PROBLEM DETAILS = Scan the entries below for the word "חשבון". Copy each line that has it.

—————

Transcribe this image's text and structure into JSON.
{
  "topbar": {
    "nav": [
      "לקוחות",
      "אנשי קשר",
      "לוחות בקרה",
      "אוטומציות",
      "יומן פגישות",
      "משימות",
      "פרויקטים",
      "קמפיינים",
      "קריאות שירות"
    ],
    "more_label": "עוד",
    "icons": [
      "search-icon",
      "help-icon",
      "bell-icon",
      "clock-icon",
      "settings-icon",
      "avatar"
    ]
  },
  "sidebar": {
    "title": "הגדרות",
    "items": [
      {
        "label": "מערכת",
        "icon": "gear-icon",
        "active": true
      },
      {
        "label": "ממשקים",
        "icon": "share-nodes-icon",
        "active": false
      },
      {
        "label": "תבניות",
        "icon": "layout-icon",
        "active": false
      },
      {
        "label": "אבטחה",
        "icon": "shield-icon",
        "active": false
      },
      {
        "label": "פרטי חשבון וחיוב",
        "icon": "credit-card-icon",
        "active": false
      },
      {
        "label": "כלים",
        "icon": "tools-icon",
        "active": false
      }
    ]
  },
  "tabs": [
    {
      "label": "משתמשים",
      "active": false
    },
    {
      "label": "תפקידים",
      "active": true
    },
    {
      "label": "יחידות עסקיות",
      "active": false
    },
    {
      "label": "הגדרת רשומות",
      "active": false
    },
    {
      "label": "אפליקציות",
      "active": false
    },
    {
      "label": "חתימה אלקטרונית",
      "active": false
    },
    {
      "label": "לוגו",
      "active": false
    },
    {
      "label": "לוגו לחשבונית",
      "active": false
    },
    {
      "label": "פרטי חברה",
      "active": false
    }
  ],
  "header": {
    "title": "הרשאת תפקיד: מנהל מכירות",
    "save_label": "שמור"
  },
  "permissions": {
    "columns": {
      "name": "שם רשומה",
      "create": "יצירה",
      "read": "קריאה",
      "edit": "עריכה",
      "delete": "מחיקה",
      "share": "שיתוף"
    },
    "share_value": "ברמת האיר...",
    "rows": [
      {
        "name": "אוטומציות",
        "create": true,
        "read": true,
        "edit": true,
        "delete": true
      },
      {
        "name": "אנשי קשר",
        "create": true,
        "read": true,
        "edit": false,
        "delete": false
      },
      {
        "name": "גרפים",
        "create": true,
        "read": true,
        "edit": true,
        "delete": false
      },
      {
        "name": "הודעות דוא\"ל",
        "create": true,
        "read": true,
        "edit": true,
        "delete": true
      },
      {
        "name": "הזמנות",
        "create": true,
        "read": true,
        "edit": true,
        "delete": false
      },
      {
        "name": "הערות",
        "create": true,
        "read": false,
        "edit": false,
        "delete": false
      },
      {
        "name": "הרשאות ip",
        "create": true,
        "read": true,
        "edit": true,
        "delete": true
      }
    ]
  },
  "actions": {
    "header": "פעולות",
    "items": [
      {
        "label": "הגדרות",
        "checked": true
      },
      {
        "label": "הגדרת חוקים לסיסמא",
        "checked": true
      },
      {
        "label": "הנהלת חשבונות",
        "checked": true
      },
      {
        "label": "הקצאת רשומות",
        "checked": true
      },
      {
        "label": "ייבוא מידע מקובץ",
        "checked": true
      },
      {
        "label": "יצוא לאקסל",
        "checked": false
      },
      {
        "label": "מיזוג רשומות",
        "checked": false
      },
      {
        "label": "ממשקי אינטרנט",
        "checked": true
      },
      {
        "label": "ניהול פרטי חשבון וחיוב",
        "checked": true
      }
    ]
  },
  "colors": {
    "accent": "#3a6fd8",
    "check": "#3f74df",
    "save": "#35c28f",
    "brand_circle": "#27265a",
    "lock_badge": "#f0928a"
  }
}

—————

THE OUTPUT =
        "label": "פרטי חשבון וחיוב",
        "label": "ניהול פרטי חשבון וחיוב",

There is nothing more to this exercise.